** start **
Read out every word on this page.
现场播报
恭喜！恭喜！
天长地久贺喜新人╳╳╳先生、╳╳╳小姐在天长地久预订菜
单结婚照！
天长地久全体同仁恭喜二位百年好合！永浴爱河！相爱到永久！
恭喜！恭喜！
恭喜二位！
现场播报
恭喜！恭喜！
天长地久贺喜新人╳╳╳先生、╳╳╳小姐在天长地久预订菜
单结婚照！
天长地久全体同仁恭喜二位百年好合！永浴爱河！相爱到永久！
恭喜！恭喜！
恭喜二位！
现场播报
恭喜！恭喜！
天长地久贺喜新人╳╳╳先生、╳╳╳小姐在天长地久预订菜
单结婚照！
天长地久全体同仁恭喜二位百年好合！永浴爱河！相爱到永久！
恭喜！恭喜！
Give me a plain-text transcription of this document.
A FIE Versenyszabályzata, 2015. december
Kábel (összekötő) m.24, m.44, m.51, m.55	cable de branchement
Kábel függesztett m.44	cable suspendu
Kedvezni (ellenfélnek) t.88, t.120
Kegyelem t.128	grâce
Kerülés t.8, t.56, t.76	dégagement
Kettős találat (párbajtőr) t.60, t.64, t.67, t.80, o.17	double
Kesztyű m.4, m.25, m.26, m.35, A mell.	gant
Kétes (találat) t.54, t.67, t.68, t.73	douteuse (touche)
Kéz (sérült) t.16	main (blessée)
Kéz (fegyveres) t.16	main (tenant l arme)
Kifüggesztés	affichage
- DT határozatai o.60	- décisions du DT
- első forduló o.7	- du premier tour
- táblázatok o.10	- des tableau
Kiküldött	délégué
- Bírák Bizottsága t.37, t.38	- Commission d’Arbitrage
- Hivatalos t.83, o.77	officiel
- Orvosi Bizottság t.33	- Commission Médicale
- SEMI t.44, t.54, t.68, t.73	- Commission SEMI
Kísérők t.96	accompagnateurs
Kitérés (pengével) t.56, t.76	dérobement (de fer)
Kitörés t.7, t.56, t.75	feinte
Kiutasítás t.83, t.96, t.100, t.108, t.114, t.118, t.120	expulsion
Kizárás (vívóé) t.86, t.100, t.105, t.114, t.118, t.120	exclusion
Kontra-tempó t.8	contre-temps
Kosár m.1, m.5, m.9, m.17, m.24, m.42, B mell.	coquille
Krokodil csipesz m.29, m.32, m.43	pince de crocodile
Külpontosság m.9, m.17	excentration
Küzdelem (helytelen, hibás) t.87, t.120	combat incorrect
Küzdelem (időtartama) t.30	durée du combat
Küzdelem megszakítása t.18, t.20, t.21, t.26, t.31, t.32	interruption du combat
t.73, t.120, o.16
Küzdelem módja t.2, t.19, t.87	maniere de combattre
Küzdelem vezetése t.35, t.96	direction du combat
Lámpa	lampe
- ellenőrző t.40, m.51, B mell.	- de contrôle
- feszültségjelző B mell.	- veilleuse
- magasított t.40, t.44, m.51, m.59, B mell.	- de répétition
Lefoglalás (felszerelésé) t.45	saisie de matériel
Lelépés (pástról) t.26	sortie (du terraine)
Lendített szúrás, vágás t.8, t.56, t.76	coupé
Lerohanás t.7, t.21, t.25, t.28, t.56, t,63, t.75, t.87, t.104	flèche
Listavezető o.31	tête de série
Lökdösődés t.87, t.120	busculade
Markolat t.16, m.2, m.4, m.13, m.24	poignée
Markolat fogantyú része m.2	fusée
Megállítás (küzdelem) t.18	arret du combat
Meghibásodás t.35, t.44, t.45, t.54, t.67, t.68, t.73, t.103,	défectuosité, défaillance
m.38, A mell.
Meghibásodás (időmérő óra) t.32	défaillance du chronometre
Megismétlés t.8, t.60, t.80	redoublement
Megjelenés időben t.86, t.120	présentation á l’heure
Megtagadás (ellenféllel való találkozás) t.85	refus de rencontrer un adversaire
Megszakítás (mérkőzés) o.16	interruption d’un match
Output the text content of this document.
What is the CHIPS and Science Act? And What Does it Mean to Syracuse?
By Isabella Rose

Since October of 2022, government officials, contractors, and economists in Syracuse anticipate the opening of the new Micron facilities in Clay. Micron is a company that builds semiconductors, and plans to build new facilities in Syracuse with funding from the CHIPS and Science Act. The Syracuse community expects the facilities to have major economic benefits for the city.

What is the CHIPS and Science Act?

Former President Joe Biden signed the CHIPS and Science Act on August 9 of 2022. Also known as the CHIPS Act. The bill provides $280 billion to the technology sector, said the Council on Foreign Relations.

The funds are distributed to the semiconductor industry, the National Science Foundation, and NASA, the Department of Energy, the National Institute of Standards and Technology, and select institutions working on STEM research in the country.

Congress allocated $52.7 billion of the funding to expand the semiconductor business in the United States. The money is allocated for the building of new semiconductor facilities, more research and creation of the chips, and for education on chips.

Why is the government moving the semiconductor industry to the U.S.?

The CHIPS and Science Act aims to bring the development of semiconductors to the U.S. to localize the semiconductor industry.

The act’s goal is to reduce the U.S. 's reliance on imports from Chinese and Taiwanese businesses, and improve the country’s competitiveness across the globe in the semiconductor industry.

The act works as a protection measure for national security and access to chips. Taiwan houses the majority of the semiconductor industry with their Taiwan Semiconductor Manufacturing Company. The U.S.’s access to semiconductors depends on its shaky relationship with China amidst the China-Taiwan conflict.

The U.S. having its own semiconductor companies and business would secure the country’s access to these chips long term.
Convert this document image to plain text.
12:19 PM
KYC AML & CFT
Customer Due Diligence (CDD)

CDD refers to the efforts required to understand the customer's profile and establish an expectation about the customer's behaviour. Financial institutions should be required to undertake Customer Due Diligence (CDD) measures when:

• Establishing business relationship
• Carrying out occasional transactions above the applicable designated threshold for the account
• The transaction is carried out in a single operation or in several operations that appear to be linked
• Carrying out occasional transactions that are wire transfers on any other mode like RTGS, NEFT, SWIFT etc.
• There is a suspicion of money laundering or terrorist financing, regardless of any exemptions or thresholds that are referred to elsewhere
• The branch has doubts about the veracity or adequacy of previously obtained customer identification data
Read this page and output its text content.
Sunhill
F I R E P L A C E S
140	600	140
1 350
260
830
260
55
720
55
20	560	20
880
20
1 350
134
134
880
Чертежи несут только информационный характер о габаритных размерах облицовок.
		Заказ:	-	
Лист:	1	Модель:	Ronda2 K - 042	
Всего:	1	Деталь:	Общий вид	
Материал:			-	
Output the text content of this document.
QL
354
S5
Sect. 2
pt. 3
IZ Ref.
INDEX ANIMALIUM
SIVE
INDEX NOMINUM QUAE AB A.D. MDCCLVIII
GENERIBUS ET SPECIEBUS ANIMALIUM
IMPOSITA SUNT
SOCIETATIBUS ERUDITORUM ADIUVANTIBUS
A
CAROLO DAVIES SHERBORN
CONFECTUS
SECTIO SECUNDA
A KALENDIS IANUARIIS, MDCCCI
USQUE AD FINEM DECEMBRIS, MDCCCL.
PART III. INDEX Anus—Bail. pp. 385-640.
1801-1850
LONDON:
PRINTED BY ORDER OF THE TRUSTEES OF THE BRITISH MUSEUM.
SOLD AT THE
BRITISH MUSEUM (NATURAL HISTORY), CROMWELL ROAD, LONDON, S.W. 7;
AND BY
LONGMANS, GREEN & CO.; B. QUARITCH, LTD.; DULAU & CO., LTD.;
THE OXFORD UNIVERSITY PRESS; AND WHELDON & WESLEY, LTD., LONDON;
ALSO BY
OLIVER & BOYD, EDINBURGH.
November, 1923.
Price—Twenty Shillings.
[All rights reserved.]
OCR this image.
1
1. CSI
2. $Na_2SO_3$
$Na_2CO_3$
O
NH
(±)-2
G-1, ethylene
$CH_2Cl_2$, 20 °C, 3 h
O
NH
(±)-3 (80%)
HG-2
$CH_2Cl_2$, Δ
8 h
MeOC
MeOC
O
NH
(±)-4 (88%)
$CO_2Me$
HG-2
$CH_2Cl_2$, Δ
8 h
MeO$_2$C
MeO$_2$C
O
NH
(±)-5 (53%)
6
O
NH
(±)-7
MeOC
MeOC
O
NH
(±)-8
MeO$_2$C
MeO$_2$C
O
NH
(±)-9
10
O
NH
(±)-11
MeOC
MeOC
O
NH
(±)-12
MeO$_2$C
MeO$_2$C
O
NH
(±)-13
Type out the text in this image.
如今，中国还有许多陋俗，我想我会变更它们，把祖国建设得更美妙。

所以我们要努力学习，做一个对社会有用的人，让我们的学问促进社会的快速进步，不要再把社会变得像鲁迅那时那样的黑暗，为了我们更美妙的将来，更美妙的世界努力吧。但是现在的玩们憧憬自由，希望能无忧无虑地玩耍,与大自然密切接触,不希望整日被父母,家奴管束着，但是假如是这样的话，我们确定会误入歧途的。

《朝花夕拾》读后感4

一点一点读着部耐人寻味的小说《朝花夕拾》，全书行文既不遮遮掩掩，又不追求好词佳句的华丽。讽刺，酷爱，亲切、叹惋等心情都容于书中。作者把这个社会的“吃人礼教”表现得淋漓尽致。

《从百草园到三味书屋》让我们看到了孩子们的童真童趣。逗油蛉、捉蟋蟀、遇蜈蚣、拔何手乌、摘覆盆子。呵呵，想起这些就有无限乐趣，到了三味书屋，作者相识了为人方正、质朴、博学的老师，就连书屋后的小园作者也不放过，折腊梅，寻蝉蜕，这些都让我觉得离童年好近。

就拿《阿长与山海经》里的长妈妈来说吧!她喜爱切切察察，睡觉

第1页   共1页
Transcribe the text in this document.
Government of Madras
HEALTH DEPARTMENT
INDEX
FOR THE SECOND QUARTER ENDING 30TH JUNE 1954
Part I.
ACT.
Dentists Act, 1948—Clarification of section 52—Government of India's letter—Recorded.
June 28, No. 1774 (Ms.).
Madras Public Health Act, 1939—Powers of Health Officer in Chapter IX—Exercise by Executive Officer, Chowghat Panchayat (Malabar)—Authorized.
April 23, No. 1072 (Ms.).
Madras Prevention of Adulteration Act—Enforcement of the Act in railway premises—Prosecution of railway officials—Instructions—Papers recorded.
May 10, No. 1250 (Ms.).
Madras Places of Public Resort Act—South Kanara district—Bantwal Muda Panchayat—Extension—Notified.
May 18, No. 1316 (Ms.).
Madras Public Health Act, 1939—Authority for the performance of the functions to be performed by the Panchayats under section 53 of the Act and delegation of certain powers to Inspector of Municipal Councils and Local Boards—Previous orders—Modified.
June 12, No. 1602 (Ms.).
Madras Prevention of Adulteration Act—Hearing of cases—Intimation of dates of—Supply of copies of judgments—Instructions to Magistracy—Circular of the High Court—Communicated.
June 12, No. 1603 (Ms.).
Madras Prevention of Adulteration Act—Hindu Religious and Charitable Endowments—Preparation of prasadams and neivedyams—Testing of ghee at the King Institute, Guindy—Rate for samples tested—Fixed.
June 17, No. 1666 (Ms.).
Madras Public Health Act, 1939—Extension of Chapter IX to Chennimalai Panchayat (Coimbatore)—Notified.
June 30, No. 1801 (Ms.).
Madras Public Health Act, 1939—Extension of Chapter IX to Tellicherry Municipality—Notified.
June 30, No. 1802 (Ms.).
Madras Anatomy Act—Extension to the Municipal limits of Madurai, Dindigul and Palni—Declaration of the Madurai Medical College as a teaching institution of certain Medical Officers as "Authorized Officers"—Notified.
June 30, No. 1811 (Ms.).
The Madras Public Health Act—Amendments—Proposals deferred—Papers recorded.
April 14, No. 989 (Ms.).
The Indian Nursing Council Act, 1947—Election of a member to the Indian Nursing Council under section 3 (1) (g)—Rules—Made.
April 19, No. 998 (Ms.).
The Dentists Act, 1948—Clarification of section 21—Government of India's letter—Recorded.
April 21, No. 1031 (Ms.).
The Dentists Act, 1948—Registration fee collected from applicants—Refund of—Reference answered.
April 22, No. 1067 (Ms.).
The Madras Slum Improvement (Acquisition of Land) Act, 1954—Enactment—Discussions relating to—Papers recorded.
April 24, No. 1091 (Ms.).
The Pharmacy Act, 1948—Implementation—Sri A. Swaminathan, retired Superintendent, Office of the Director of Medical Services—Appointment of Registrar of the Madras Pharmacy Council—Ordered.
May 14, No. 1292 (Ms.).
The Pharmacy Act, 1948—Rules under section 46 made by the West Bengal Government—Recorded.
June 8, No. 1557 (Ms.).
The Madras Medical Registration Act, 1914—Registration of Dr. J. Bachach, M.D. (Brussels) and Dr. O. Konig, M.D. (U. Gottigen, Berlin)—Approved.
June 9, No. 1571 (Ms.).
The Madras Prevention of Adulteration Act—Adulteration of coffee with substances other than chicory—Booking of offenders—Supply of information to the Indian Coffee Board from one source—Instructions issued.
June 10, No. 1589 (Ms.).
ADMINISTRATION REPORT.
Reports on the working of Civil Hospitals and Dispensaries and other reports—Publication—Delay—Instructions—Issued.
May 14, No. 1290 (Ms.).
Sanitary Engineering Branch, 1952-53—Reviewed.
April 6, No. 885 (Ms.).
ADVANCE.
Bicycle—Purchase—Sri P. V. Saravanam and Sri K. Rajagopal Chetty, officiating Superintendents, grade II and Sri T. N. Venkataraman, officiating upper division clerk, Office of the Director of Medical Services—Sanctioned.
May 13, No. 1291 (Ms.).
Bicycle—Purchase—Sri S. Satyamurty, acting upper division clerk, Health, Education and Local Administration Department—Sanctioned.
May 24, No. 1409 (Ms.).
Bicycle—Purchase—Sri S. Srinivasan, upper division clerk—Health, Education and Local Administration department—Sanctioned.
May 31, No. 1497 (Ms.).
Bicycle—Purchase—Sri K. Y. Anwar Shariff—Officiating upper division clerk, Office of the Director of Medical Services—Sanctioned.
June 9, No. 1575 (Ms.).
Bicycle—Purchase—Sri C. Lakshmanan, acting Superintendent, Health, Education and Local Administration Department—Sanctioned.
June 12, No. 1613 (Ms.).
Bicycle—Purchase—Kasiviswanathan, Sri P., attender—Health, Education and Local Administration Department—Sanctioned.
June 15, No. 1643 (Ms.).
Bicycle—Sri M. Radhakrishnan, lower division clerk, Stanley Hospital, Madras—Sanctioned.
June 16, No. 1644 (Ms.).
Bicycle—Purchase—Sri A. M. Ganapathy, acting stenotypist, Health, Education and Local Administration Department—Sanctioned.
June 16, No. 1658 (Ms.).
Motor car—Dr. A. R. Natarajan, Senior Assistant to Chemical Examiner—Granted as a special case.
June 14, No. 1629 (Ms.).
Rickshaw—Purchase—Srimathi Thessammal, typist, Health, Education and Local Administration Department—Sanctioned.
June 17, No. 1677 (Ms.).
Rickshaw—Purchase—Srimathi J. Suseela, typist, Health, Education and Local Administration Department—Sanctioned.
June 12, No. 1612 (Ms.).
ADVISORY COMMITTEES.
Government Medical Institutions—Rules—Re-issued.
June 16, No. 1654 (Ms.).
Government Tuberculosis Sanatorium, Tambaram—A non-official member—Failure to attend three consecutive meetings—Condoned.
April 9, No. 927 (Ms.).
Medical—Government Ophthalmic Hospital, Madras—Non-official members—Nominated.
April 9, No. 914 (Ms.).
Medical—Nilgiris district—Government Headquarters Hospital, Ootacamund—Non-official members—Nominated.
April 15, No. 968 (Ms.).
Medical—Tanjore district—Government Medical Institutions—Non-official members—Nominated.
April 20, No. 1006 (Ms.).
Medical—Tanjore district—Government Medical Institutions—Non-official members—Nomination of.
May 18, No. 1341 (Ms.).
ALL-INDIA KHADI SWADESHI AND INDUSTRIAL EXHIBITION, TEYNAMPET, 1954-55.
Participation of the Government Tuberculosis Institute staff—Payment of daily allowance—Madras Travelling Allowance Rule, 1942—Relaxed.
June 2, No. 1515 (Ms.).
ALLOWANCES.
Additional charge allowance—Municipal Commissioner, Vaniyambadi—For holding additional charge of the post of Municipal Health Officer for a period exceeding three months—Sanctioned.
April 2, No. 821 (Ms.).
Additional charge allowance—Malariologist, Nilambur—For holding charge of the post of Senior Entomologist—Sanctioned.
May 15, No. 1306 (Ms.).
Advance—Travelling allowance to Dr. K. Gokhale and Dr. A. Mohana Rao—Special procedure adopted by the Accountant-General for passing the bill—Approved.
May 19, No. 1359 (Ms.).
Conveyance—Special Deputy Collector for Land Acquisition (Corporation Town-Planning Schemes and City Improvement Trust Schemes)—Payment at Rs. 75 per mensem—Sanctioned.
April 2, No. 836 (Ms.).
** end **
Task: Whenever "members" turns up in a line, pick that line out.

Output below:
Medical—Government Ophthalmic Hospital, Madras—Non-official members—Nominated.
Medical—Nilgiris district—Government Headquarters Hospital, Ootacamund—Non-official members—Nominated.
Medical—Tanjore district—Government Medical Institutions—Non-official members—Nominated.
Medical—Tanjore district—Government Medical Institutions—Non-official members—Nomination of.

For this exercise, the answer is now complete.